— start of ENTRIES PROVIDED —

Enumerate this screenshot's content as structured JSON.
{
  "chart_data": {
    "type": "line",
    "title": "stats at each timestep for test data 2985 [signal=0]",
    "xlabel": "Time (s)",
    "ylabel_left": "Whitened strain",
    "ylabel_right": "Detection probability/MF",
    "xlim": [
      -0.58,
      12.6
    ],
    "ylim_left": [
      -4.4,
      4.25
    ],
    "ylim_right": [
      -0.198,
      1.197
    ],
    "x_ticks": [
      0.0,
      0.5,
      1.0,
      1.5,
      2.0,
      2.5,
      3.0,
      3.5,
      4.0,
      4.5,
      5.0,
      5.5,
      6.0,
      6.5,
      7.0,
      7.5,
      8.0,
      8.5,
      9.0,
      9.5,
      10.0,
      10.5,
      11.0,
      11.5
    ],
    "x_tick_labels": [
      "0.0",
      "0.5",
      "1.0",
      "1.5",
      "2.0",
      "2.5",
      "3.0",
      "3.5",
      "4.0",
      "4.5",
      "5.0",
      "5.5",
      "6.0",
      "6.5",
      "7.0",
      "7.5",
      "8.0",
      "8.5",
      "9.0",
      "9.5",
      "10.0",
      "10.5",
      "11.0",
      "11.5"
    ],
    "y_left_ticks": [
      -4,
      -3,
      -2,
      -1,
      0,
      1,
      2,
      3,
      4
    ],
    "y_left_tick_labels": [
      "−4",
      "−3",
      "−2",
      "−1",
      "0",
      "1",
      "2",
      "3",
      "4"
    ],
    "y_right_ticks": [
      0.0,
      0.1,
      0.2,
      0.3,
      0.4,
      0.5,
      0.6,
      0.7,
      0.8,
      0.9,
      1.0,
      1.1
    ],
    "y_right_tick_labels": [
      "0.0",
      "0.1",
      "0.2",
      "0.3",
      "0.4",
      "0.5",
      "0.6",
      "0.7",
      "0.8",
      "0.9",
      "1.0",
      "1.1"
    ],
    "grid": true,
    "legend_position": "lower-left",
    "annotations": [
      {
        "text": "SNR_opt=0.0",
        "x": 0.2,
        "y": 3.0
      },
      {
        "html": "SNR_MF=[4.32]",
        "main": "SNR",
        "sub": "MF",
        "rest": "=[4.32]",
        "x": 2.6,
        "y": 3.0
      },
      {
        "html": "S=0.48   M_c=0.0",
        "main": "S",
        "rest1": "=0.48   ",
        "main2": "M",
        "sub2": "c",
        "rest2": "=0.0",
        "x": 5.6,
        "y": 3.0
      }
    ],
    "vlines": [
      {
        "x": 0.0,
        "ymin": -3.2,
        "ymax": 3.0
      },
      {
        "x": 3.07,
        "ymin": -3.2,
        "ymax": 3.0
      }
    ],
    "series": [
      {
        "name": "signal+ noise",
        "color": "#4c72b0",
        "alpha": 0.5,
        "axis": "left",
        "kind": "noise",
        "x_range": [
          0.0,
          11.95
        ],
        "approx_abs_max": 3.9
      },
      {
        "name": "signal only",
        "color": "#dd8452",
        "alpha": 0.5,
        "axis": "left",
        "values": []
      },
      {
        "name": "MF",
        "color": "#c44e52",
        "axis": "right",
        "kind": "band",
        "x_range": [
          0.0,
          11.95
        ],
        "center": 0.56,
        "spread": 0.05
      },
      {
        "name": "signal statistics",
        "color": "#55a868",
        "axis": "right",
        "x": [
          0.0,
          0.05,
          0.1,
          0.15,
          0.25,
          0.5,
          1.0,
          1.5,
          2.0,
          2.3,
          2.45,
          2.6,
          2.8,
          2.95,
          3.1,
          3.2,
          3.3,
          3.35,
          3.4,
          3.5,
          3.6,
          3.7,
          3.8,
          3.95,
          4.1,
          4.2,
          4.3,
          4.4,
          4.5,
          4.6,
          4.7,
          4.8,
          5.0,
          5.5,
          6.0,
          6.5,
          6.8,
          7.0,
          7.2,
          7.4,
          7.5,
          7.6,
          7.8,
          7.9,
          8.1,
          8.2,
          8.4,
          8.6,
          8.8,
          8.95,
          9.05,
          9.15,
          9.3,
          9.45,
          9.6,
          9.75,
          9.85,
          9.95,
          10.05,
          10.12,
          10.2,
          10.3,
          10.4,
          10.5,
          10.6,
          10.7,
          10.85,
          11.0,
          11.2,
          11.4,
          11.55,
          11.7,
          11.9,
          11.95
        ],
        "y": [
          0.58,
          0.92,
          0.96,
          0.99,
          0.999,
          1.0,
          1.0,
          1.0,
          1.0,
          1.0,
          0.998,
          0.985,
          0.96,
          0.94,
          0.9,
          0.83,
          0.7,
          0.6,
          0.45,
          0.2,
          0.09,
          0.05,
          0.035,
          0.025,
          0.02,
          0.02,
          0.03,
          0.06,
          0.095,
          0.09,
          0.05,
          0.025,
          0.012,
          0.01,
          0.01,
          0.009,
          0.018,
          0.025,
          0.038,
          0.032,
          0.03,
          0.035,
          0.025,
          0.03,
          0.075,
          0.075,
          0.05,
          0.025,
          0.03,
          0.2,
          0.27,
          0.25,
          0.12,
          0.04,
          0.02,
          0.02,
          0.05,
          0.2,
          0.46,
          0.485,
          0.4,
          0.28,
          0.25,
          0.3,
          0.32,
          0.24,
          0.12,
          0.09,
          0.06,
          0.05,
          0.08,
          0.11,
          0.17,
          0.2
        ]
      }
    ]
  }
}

— end of ENTRIES PROVIDED —

> _WHAT IS NEEDED_
Copy out every entry again, exactly as it was given.

> _RESULT FOR THIS EXERCISE_
Enumerate this screenshot's content as structured JSON.
{
  "chart_data": {
    "type": "line",
    "title": "stats at each timestep for test data 2985 [signal=0]",
    "xlabel": "Time (s)",
    "ylabel_left": "Whitened strain",
    "ylabel_right": "Detection probability/MF",
    "xlim": [
      -0.58,
      12.6
    ],
    "ylim_left": [
      -4.4,
      4.25
    ],
    "ylim_right": [
      -0.198,
      1.197
    ],
    "x_ticks": [
      0.0,
      0.5,
      1.0,
      1.5,
      2.0,
      2.5,
      3.0,
      3.5,
      4.0,
      4.5,
      5.0,
      5.5,
      6.0,
      6.5,
      7.0,
      7.5,
      8.0,
      8.5,
      9.0,
      9.5,
      10.0,
      10.5,
      11.0,
      11.5
    ],
    "x_tick_labels": [
      "0.0",
      "0.5",
      "1.0",
      "1.5",
      "2.0",
      "2.5",
      "3.0",
      "3.5",
      "4.0",
      "4.5",
      "5.0",
      "5.5",
      "6.0",
      "6.5",
      "7.0",
      "7.5",
      "8.0",
      "8.5",
      "9.0",
      "9.5",
      "10.0",
      "10.5",
      "11.0",
      "11.5"
    ],
    "y_left_ticks": [
      -4,
      -3,
      -2,
      -1,
      0,
      1,
      2,
      3,
      4
    ],
    "y_left_tick_labels": [
      "−4",
      "−3",
      "−2",
      "−1",
      "0",
      "1",
      "2",
      "3",
      "4"
    ],
    "y_right_ticks": [
      0.0,
      0.1,
      0.2,
      0.3,
      0.4,
      0.5,
      0.6,
      0.7,
      0.8,
      0.9,
      1.0,
      1.1
    ],
    "y_right_tick_labels": [
      "0.0",
      "0.1",
      "0.2",
      "0.3",
      "0.4",
      "0.5",
      "0.6",
      "0.7",
      "0.8",
      "0.9",
      "1.0",
      "1.1"
    ],
    "grid": true,
    "legend_position": "lower-left",
    "annotations": [
      {
        "text": "SNR_opt=0.0",
        "x": 0.2,
        "y": 3.0
      },
      {
        "html": "SNR_MF=[4.32]",
        "main": "SNR",
        "sub": "MF",
        "rest": "=[4.32]",
        "x": 2.6,
        "y": 3.0
      },
      {
        "html": "S=0.48   M_c=0.0",
        "main": "S",
        "rest1": "=0.48   ",
        "main2": "M",
        "sub2": "c",
        "rest2": "=0.0",
        "x": 5.6,
        "y": 3.0
      }
    ],
    "vlines": [
      {
        "x": 0.0,
        "ymin": -3.2,
        "ymax": 3.0
      },
      {
        "x": 3.07,
        "ymin": -3.2,
        "ymax": 3.0
      }
    ],
    "series": [
      {
        "name": "signal+ noise",
        "color": "#4c72b0",
        "alpha": 0.5,
        "axis": "left",
        "kind": "noise",
        "x_range": [
          0.0,
          11.95
        ],
        "approx_abs_max": 3.9
      },
      {
        "name": "signal only",
        "color": "#dd8452",
        "alpha": 0.5,
        "axis": "left",
        "values": []
      },
      {
        "name": "MF",
        "color": "#c44e52",
        "axis": "right",
        "kind": "band",
        "x_range": [
          0.0,
          11.95
        ],
        "center": 0.56,
        "spread": 0.05
      },
      {
        "name": "signal statistics",
        "color": "#55a868",
        "axis": "right",
        "x": [
          0.0,
          0.05,
          0.1,
          0.15,
          0.25,
          0.5,
          1.0,
          1.5,
          2.0,
          2.3,
          2.45,
          2.6,
          2.8,
          2.95,
          3.1,
          3.2,
          3.3,
          3.35,
          3.4,
          3.5,
          3.6,
          3.7,
          3.8,
          3.95,
          4.1,
          4.2,
          4.3,
          4.4,
          4.5,
          4.6,
          4.7,
          4.8,
          5.0,
          5.5,
          6.0,
          6.5,
          6.8,
          7.0,
          7.2,
          7.4,
          7.5,
          7.6,
          7.8,
          7.9,
          8.1,
          8.2,
          8.4,
          8.6,
          8.8,
          8.95,
          9.05,
          9.15,
          9.3,
          9.45,
          9.6,
          9.75,
          9.85,
          9.95,
          10.05,
          10.12,
          10.2,
          10.3,
          10.4,
          10.5,
          10.6,
          10.7,
          10.85,
          11.0,
          11.2,
          11.4,
          11.55,
          11.7,
          11.9,
          11.95
        ],
        "y": [
          0.58,
          0.92,
          0.96,
          0.99,
          0.999,
          1.0,
          1.0,
          1.0,
          1.0,
          1.0,
          0.998,
          0.985,
          0.96,
          0.94,
          0.9,
          0.83,
          0.7,
          0.6,
          0.45,
          0.2,
          0.09,
          0.05,
          0.035,
          0.025,
          0.02,
          0.02,
          0.03,
          0.06,
          0.095,
          0.09,
          0.05,
          0.025,
          0.012,
          0.01,
          0.01,
          0.009,
          0.018,
          0.025,
          0.038,
          0.032,
          0.03,
          0.035,
          0.025,
          0.03,
          0.075,
          0.075,
          0.05,
          0.025,
          0.03,
          0.2,
          0.27,
          0.25,
          0.12,
          0.04,
          0.02,
          0.02,
          0.05,
          0.2,
          0.46,
          0.485,
          0.4,
          0.28,
          0.25,
          0.3,
          0.32,
          0.24,
          0.12,
          0.09,
          0.06,
          0.05,
          0.08,
          0.11,
          0.17,
          0.2
        ]
      }
    ]
  }
}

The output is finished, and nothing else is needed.